### PROBLEM STATEMENT
Tally up the lines below that carry the word "JSON", answering with the figure alone.

---- DATA RECORDS

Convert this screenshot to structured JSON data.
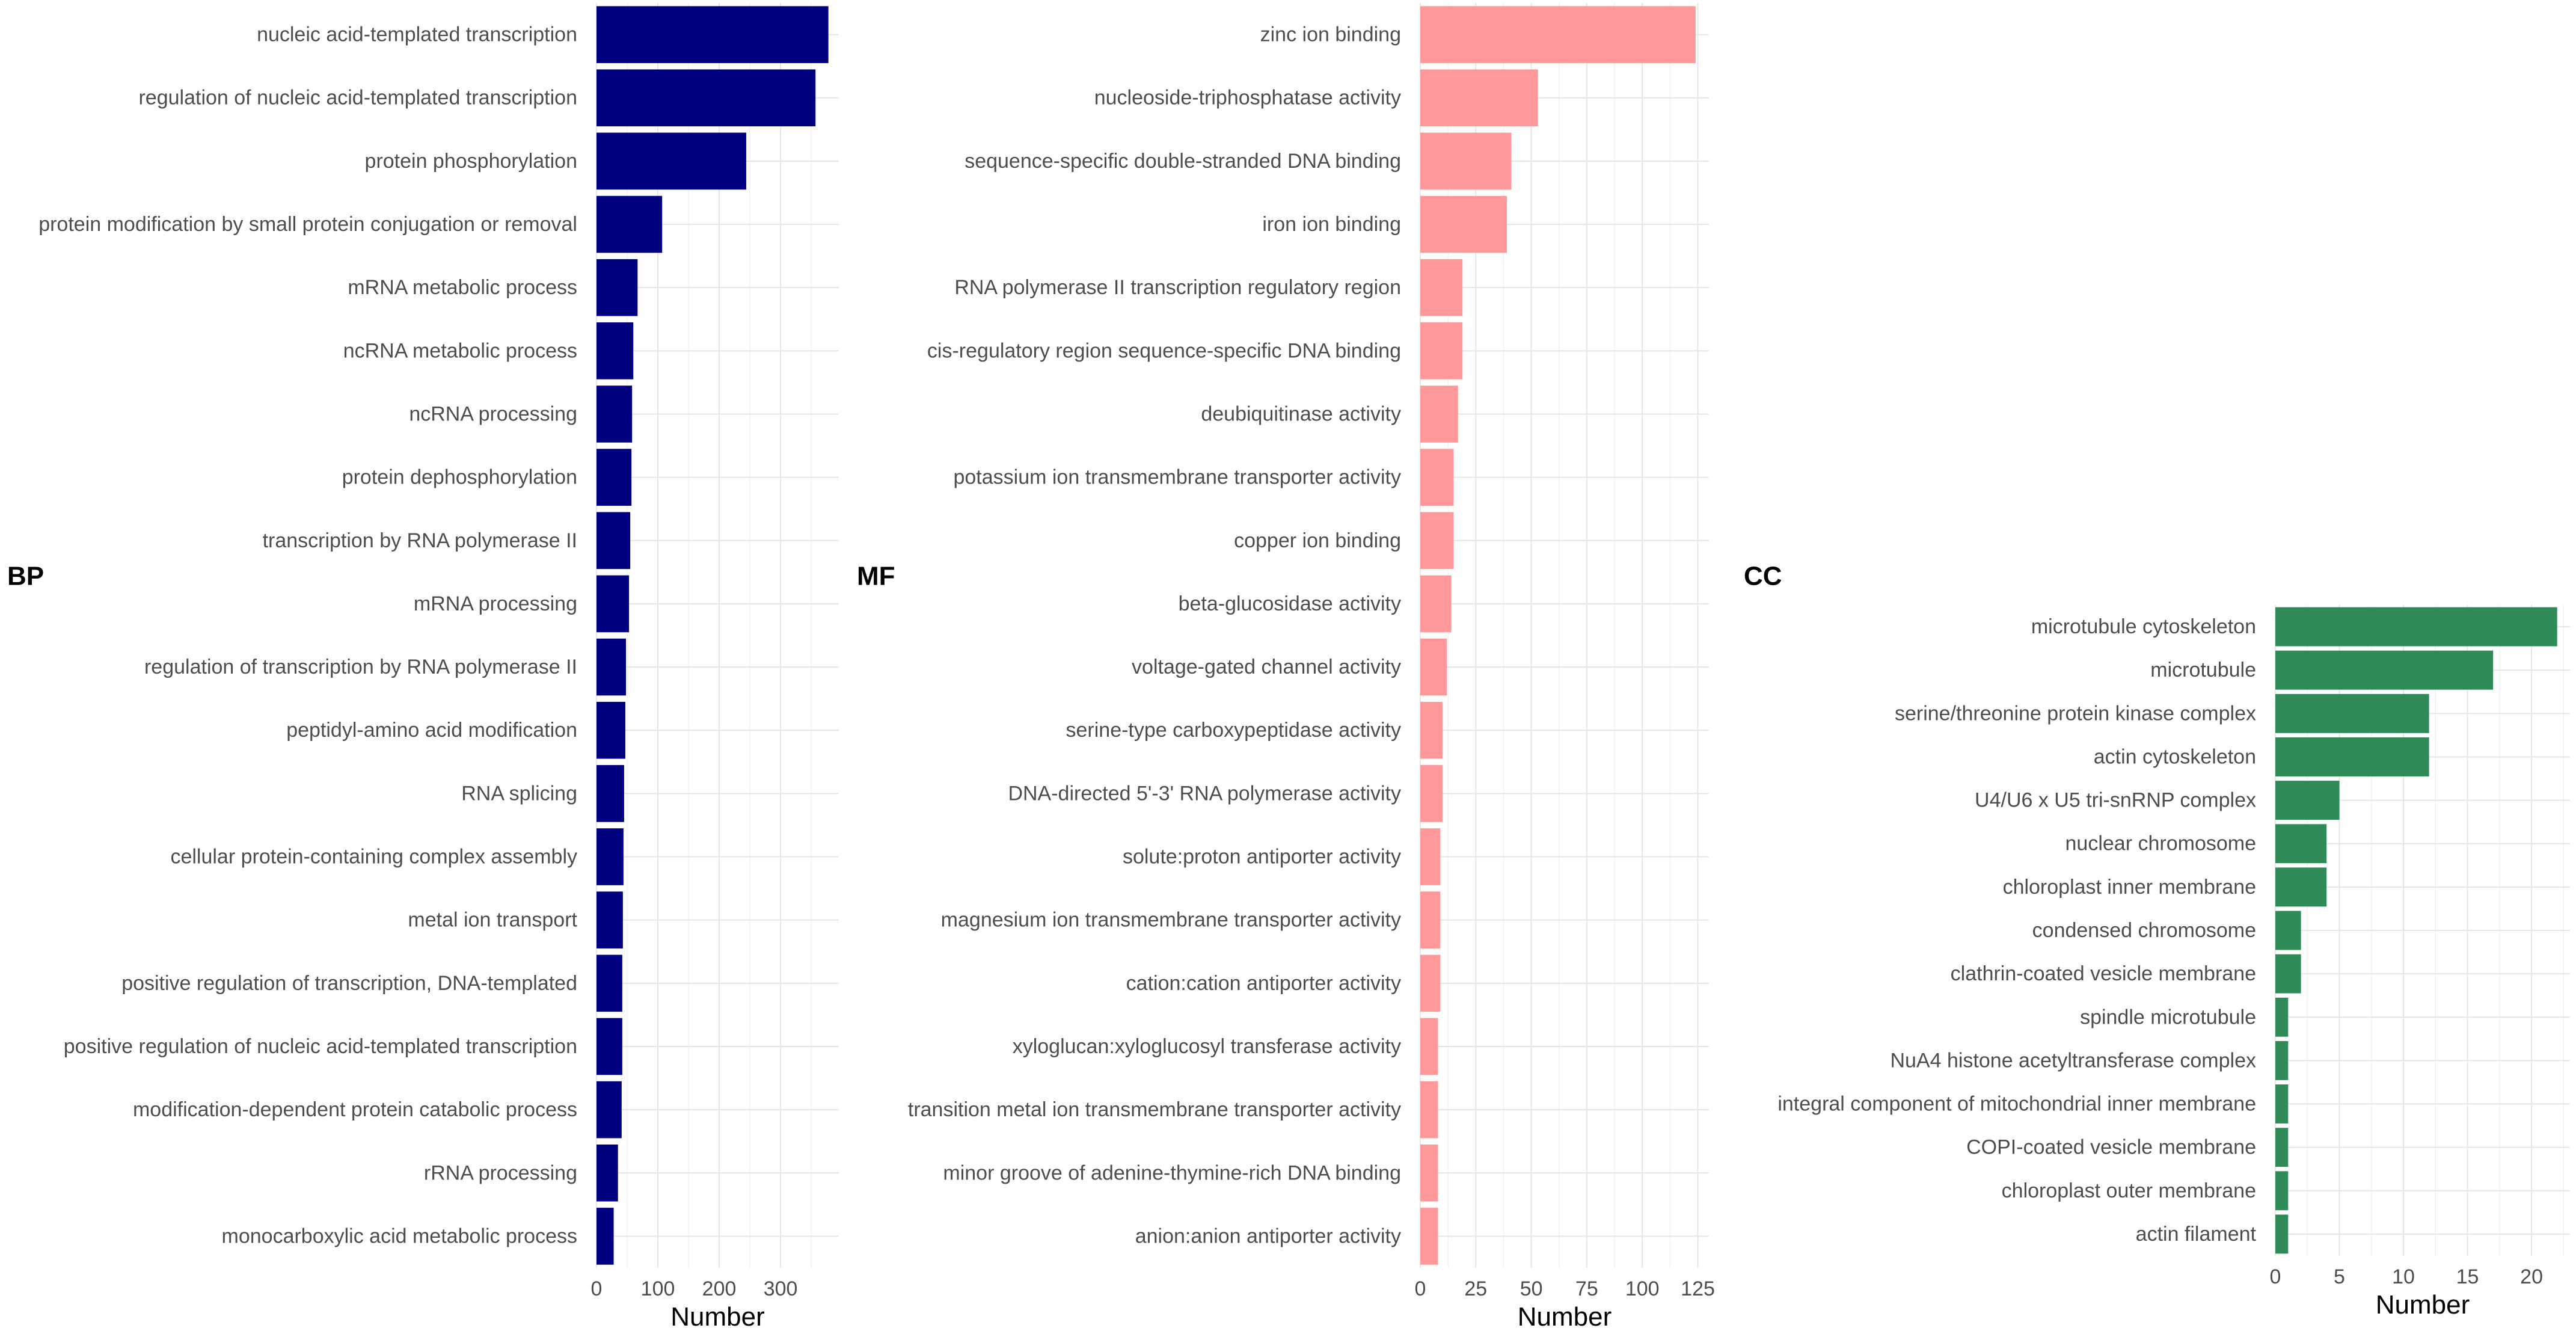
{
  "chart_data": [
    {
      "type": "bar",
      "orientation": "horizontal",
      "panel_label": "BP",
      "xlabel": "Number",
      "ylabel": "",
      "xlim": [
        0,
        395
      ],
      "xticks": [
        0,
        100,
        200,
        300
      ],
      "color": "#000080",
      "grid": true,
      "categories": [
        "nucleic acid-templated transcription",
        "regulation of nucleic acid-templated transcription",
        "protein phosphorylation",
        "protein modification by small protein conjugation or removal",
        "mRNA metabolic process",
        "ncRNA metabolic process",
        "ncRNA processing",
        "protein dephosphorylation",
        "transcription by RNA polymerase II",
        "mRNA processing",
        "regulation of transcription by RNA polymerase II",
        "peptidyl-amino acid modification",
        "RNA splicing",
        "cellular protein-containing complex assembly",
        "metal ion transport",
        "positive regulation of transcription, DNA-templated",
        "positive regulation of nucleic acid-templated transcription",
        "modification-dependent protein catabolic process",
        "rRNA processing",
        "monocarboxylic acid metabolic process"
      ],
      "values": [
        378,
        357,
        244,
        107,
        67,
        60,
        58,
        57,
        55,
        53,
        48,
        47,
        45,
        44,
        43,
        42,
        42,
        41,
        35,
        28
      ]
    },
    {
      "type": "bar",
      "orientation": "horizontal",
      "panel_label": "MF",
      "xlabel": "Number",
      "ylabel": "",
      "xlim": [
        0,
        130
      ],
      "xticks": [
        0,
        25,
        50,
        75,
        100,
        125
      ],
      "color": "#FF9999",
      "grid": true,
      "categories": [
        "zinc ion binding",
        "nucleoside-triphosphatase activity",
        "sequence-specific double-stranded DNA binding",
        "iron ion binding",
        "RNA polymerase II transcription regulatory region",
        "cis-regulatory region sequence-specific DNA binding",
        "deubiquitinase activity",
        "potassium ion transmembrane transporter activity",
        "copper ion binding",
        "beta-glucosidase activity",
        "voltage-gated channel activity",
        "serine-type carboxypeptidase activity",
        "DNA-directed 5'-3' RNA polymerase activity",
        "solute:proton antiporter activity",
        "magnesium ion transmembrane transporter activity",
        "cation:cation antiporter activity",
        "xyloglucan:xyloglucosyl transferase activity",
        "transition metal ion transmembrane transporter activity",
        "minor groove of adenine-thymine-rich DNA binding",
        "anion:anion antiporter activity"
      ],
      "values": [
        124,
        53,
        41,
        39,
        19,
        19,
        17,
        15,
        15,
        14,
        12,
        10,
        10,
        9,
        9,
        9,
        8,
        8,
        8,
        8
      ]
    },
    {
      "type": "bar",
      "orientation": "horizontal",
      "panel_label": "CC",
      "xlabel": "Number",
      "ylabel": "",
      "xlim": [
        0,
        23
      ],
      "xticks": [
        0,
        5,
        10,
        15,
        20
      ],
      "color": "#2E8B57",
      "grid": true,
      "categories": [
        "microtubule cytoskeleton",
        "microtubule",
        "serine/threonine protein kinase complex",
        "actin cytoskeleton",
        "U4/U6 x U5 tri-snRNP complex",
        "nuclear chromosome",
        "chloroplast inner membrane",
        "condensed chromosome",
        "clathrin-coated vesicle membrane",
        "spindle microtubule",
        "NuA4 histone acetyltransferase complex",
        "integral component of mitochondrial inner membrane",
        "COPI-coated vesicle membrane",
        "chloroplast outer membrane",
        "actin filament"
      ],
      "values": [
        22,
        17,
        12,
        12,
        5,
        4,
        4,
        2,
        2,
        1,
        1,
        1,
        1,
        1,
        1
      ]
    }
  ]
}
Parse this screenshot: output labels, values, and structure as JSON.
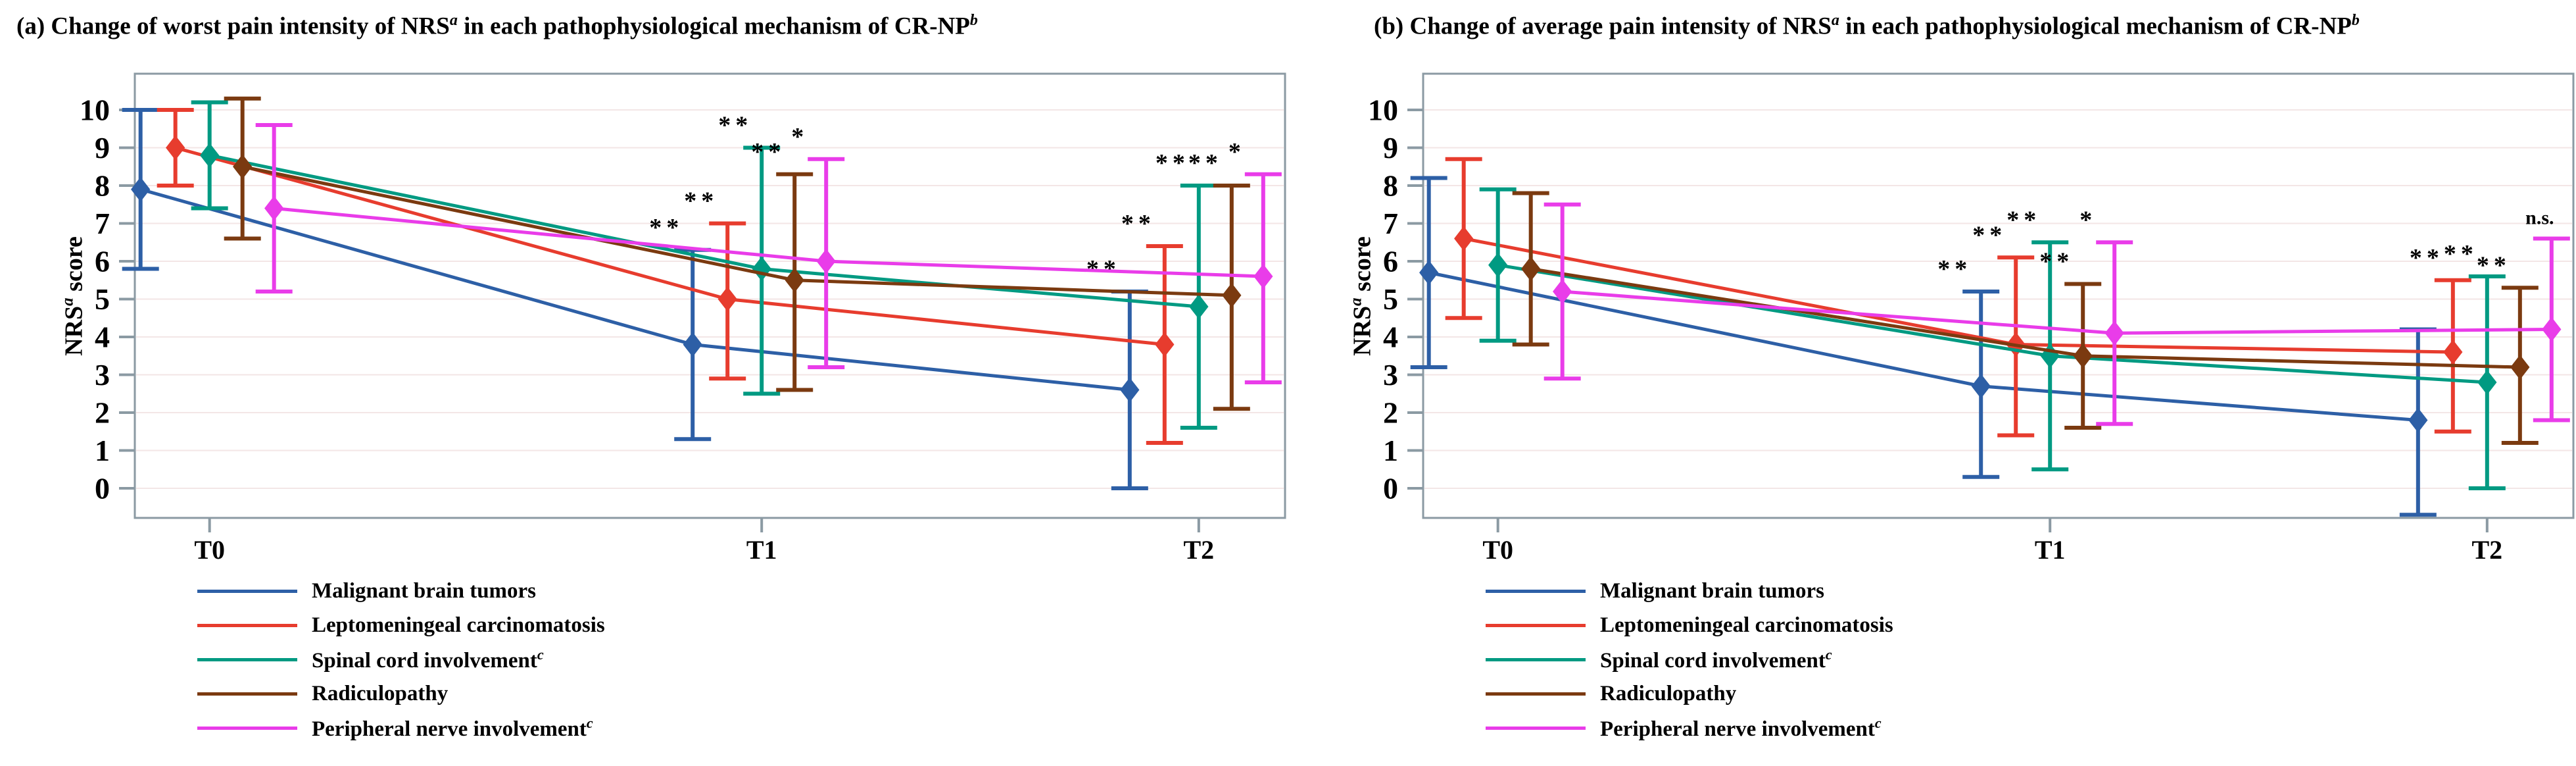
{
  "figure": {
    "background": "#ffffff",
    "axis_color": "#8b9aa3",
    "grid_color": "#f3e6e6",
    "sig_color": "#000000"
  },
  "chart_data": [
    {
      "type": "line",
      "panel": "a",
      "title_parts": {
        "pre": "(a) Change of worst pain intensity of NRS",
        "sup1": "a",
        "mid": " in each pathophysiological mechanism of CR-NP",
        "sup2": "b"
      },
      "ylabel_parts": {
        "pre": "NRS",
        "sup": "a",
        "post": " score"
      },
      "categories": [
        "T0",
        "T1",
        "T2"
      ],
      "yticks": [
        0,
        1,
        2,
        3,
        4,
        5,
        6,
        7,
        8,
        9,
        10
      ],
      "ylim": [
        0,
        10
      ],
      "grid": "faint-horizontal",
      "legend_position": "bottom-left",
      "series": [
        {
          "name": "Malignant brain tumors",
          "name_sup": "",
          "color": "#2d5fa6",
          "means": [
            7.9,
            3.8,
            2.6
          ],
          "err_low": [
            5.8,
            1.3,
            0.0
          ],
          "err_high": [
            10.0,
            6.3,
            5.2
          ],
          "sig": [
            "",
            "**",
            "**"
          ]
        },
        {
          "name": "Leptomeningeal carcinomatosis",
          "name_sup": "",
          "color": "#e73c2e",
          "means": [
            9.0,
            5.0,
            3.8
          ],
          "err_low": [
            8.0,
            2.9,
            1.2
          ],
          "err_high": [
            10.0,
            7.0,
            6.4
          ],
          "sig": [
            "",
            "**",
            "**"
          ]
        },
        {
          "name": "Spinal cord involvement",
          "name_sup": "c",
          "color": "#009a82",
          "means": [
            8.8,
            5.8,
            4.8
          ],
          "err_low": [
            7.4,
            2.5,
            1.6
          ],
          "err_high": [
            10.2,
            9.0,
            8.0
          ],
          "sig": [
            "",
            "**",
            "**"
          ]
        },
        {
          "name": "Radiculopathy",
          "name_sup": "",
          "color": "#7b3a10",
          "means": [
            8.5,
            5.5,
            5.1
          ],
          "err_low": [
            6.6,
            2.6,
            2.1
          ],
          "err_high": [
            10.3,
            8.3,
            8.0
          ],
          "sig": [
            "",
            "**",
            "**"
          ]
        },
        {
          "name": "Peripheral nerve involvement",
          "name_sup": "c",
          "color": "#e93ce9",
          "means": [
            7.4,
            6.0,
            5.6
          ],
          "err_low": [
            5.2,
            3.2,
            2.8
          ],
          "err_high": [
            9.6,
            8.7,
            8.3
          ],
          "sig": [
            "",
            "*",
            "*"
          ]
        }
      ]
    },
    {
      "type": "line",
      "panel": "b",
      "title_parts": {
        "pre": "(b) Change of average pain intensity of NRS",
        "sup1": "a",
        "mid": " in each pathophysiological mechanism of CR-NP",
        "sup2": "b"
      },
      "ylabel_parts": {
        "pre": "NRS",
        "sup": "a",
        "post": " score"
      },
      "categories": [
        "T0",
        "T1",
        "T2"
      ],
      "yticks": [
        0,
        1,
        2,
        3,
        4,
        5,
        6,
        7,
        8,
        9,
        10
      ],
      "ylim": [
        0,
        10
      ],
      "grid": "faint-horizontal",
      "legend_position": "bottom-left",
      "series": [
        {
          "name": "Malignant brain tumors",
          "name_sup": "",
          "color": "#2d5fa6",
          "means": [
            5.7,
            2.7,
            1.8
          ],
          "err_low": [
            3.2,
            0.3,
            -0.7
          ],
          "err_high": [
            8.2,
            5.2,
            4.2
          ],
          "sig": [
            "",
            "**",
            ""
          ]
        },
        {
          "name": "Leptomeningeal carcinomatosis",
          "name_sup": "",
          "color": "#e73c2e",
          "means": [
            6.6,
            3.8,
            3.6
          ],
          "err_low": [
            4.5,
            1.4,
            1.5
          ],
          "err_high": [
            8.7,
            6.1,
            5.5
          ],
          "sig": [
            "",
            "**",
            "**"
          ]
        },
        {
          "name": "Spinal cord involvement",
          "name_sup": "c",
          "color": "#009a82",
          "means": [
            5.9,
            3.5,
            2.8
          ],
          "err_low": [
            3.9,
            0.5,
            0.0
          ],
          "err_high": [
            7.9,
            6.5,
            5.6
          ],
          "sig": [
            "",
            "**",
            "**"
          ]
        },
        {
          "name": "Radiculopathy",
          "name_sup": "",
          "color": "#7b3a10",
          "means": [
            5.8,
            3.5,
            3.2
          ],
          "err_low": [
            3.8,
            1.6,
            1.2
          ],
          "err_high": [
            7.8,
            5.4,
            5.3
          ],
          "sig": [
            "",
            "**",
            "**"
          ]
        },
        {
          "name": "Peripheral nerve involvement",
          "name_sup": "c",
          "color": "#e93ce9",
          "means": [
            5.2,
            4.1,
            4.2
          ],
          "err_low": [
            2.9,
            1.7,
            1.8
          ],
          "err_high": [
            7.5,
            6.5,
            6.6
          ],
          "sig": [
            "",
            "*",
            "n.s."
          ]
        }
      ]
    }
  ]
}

--------

### RESULT FOR THIS EXERCISE
2